Data records =>
----
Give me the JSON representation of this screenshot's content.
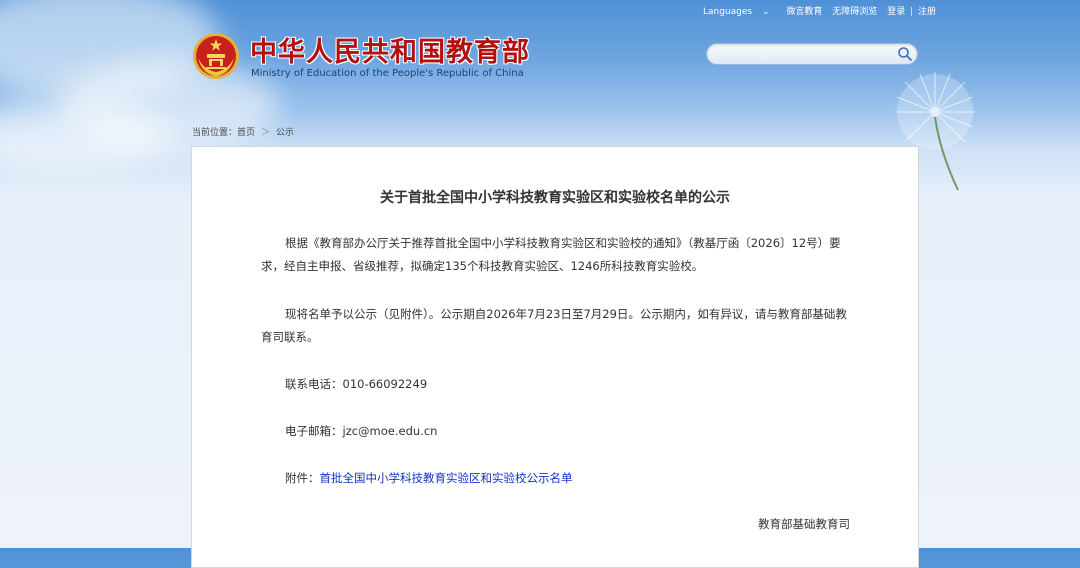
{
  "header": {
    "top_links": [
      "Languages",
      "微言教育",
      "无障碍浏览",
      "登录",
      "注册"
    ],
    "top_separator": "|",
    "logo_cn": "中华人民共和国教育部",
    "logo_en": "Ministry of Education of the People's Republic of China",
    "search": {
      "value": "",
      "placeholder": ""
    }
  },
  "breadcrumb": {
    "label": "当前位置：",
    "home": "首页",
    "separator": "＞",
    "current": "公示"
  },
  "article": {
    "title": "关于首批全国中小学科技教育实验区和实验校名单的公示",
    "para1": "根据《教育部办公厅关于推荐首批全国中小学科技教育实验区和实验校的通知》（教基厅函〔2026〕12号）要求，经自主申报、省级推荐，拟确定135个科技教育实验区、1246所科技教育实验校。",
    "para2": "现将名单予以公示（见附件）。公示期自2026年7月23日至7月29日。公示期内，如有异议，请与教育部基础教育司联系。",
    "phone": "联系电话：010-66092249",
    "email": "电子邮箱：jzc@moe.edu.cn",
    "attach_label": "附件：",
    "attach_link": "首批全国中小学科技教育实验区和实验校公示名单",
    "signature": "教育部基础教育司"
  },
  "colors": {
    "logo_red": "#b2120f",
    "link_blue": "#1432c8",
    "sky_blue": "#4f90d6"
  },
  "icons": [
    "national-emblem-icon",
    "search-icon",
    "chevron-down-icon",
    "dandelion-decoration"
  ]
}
----
Quote the records above exactly, leaving out any pictures.

Give me the JSON representation of this screenshot's content.
{
  "header": {
    "top_links": [
      "Languages",
      "微言教育",
      "无障碍浏览",
      "登录",
      "注册"
    ],
    "top_separator": "|",
    "logo_cn": "中华人民共和国教育部",
    "logo_en": "Ministry of Education of the People's Republic of China",
    "search": {
      "value": "",
      "placeholder": ""
    }
  },
  "breadcrumb": {
    "label": "当前位置：",
    "home": "首页",
    "separator": "＞",
    "current": "公示"
  },
  "article": {
    "title": "关于首批全国中小学科技教育实验区和实验校名单的公示",
    "para1": "根据《教育部办公厅关于推荐首批全国中小学科技教育实验区和实验校的通知》（教基厅函〔2026〕12号）要求，经自主申报、省级推荐，拟确定135个科技教育实验区、1246所科技教育实验校。",
    "para2": "现将名单予以公示（见附件）。公示期自2026年7月23日至7月29日。公示期内，如有异议，请与教育部基础教育司联系。",
    "phone": "联系电话：010-66092249",
    "email": "电子邮箱：jzc@moe.edu.cn",
    "attach_label": "附件：",
    "attach_link": "首批全国中小学科技教育实验区和实验校公示名单",
    "signature": "教育部基础教育司"
  },
  "colors": {
    "logo_red": "#b2120f",
    "link_blue": "#1432c8",
    "sky_blue": "#4f90d6"
  },
  "icons": [
    "national-emblem-icon",
    "search-icon",
    "chevron-down-icon",
    "dandelion-decoration"
  ]
}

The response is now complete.